# EXERCISE DATA
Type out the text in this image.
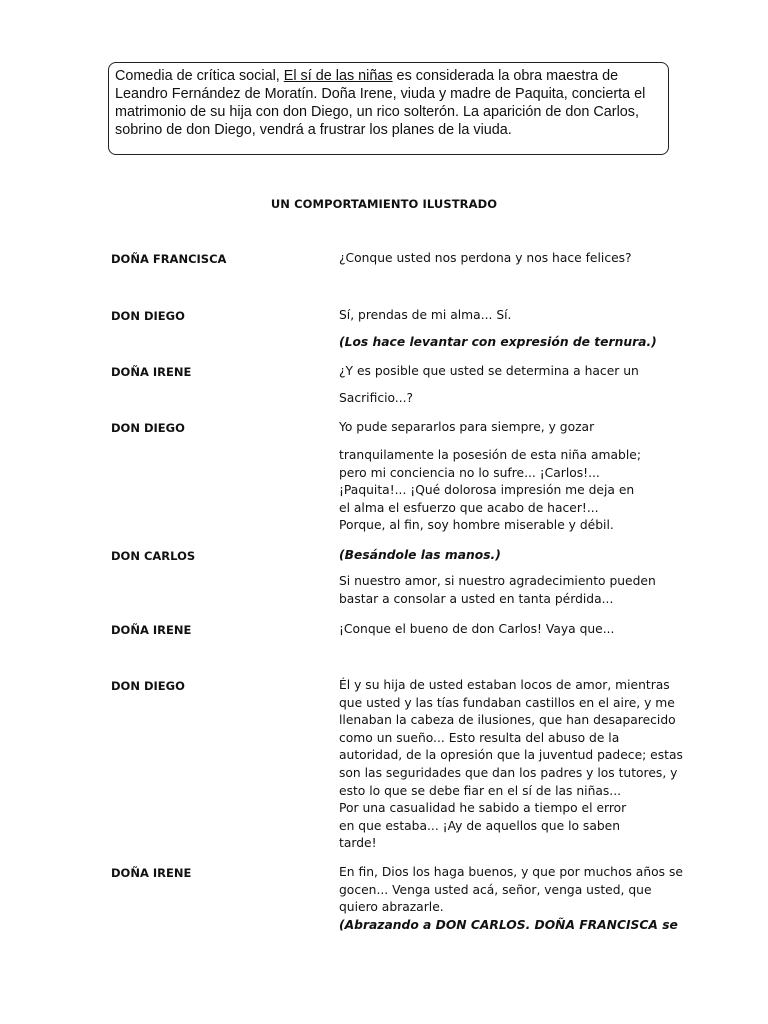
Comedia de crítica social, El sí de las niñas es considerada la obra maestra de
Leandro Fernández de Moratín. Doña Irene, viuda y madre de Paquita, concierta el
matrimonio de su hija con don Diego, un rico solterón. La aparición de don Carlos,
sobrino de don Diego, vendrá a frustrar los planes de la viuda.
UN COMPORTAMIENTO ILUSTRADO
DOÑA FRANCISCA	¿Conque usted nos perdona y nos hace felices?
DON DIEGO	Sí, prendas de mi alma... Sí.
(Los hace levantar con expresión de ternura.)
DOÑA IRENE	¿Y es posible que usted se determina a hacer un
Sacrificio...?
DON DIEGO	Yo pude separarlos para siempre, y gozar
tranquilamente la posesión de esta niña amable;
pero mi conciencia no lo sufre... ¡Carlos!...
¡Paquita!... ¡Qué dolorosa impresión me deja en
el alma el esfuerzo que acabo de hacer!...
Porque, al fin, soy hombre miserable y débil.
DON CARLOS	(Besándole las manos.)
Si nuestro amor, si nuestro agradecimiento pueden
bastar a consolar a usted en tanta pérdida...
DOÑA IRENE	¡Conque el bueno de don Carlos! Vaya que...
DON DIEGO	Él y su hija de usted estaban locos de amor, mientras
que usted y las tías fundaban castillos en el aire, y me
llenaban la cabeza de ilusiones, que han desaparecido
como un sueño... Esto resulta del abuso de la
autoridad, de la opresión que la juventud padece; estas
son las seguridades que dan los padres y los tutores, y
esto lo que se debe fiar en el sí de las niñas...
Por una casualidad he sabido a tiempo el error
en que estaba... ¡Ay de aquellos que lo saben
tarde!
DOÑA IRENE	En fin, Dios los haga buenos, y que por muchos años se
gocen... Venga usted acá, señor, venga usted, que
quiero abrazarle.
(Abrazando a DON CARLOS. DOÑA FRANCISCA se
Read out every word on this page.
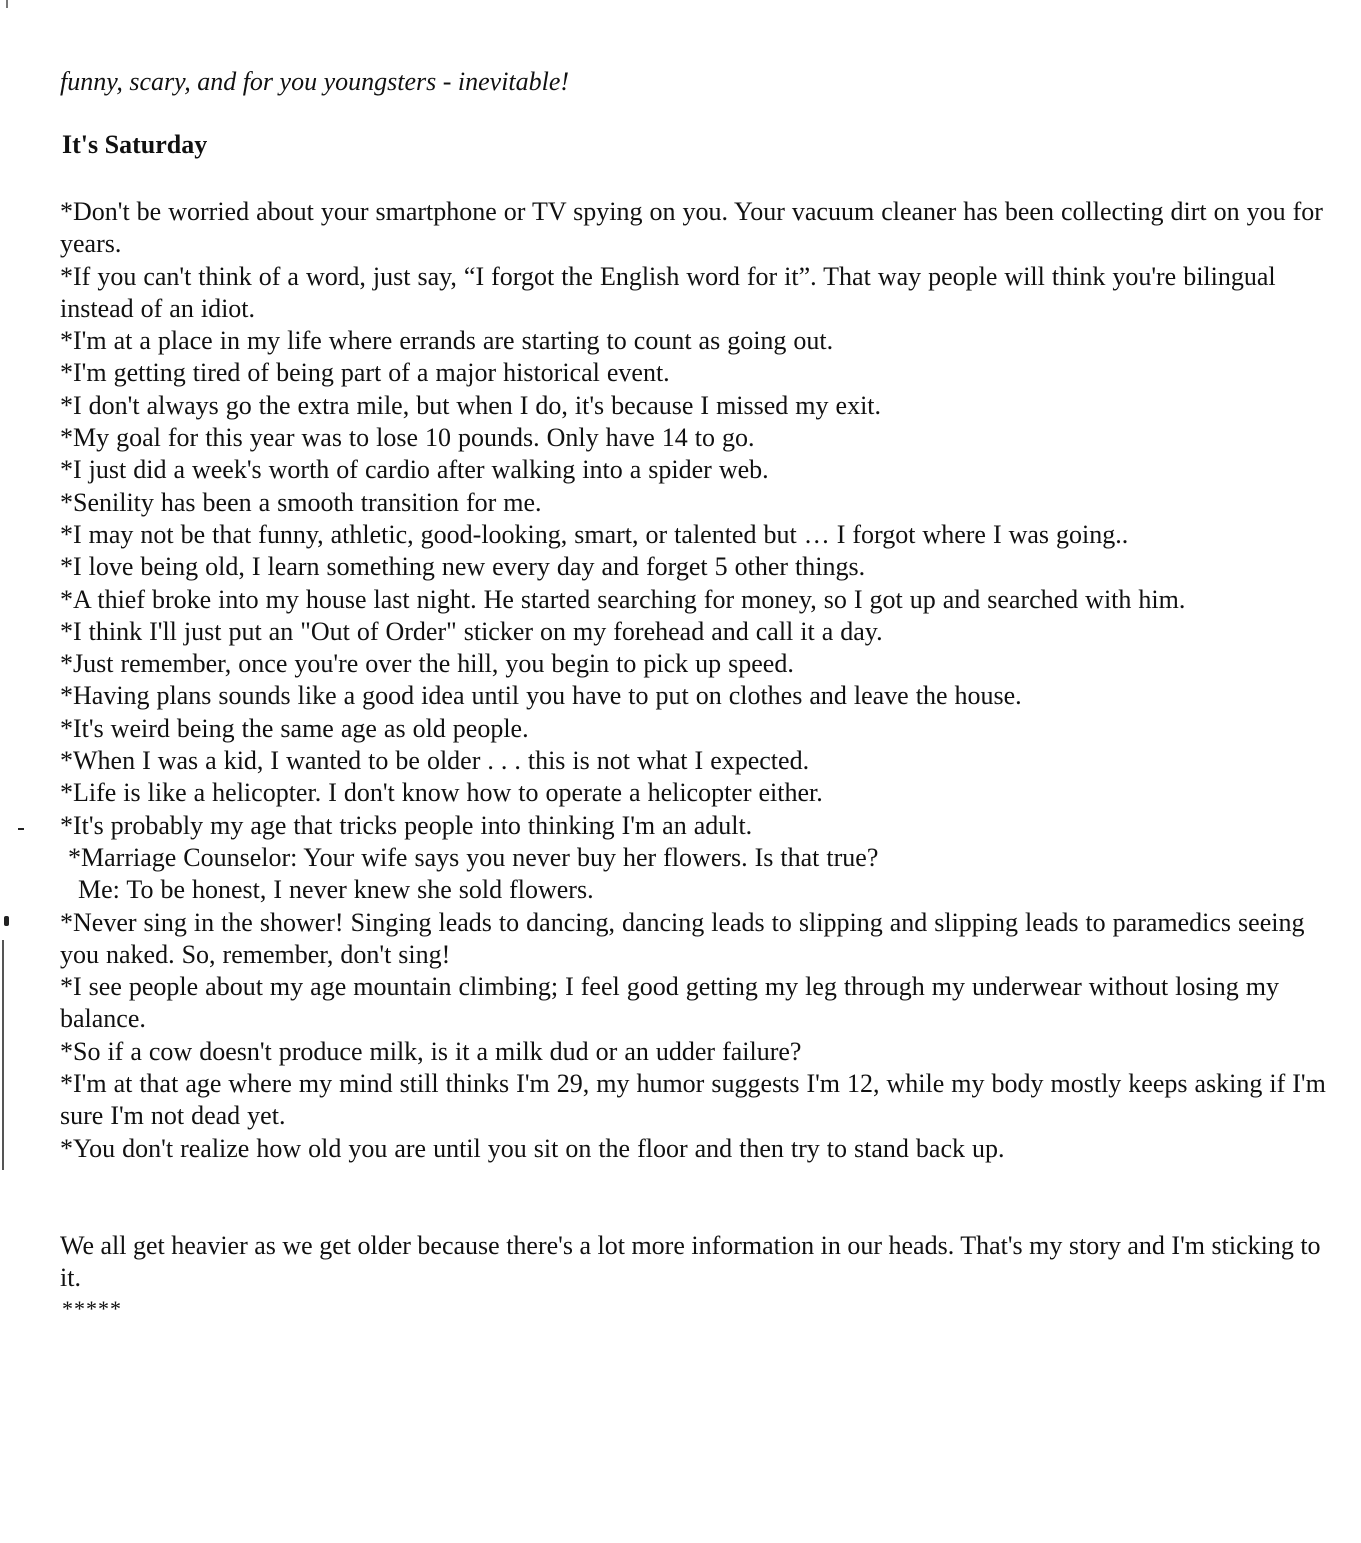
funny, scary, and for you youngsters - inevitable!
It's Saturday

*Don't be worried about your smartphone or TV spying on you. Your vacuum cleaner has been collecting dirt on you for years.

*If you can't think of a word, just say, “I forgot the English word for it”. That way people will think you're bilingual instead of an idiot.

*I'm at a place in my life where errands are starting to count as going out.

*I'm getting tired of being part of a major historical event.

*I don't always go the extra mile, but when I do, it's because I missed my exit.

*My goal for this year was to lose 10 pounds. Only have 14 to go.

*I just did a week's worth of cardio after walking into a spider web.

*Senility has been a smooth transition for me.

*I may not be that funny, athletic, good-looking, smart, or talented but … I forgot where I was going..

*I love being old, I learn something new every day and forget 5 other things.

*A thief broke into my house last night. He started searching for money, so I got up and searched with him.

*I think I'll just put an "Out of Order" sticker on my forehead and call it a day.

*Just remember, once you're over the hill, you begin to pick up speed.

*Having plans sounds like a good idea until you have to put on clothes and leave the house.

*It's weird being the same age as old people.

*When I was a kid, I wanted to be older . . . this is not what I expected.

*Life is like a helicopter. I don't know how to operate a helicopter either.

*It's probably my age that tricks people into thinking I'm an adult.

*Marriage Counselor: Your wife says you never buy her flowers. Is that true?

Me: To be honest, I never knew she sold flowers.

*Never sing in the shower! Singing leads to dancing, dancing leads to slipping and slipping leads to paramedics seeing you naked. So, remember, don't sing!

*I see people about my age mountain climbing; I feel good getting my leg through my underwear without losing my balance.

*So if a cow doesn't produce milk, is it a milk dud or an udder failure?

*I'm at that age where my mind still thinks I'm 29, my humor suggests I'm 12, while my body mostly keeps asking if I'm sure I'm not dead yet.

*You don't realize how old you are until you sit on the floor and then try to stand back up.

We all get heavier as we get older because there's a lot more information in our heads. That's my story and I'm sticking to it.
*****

# WHAT YOU ARE ASKED TO DO
Copy out the records above in full, exactly as written, but not the pictures.

# WRITTEN SOLUTION
Type out the text in this image.
Comedia de crítica social, El sí de las niñas es considerada la obra maestra de
Leandro Fernández de Moratín. Doña Irene, viuda y madre de Paquita, concierta el
matrimonio de su hija con don Diego, un rico solterón. La aparición de don Carlos,
sobrino de don Diego, vendrá a frustrar los planes de la viuda.
UN COMPORTAMIENTO ILUSTRADO
DOÑA FRANCISCA	¿Conque usted nos perdona y nos hace felices?
DON DIEGO	Sí, prendas de mi alma... Sí.
(Los hace levantar con expresión de ternura.)
DOÑA IRENE	¿Y es posible que usted se determina a hacer un
Sacrificio...?
DON DIEGO	Yo pude separarlos para siempre, y gozar
tranquilamente la posesión de esta niña amable;
pero mi conciencia no lo sufre... ¡Carlos!...
¡Paquita!... ¡Qué dolorosa impresión me deja en
el alma el esfuerzo que acabo de hacer!...
Porque, al fin, soy hombre miserable y débil.
DON CARLOS	(Besándole las manos.)
Si nuestro amor, si nuestro agradecimiento pueden
bastar a consolar a usted en tanta pérdida...
DOÑA IRENE	¡Conque el bueno de don Carlos! Vaya que...
DON DIEGO	Él y su hija de usted estaban locos de amor, mientras
que usted y las tías fundaban castillos en el aire, y me
llenaban la cabeza de ilusiones, que han desaparecido
como un sueño... Esto resulta del abuso de la
autoridad, de la opresión que la juventud padece; estas
son las seguridades que dan los padres y los tutores, y
esto lo que se debe fiar en el sí de las niñas...
Por una casualidad he sabido a tiempo el error
en que estaba... ¡Ay de aquellos que lo saben
tarde!
DOÑA IRENE	En fin, Dios los haga buenos, y que por muchos años se
gocen... Venga usted acá, señor, venga usted, que
quiero abrazarle.
(Abrazando a DON CARLOS. DOÑA FRANCISCA se
Read out every word on this page.
funny, scary, and for you youngsters - inevitable!
It's Saturday

*Don't be worried about your smartphone or TV spying on you. Your vacuum cleaner has been collecting dirt on you for years.

*If you can't think of a word, just say, “I forgot the English word for it”. That way people will think you're bilingual instead of an idiot.

*I'm at a place in my life where errands are starting to count as going out.

*I'm getting tired of being part of a major historical event.

*I don't always go the extra mile, but when I do, it's because I missed my exit.

*My goal for this year was to lose 10 pounds. Only have 14 to go.

*I just did a week's worth of cardio after walking into a spider web.

*Senility has been a smooth transition for me.

*I may not be that funny, athletic, good-looking, smart, or talented but … I forgot where I was going..

*I love being old, I learn something new every day and forget 5 other things.

*A thief broke into my house last night. He started searching for money, so I got up and searched with him.

*I think I'll just put an "Out of Order" sticker on my forehead and call it a day.

*Just remember, once you're over the hill, you begin to pick up speed.

*Having plans sounds like a good idea until you have to put on clothes and leave the house.

*It's weird being the same age as old people.

*When I was a kid, I wanted to be older . . . this is not what I expected.

*Life is like a helicopter. I don't know how to operate a helicopter either.

*It's probably my age that tricks people into thinking I'm an adult.

*Marriage Counselor: Your wife says you never buy her flowers. Is that true?

Me: To be honest, I never knew she sold flowers.

*Never sing in the shower! Singing leads to dancing, dancing leads to slipping and slipping leads to paramedics seeing you naked. So, remember, don't sing!

*I see people about my age mountain climbing; I feel good getting my leg through my underwear without losing my balance.

*So if a cow doesn't produce milk, is it a milk dud or an udder failure?

*I'm at that age where my mind still thinks I'm 29, my humor suggests I'm 12, while my body mostly keeps asking if I'm sure I'm not dead yet.

*You don't realize how old you are until you sit on the floor and then try to stand back up.

We all get heavier as we get older because there's a lot more information in our heads. That's my story and I'm sticking to it.
*****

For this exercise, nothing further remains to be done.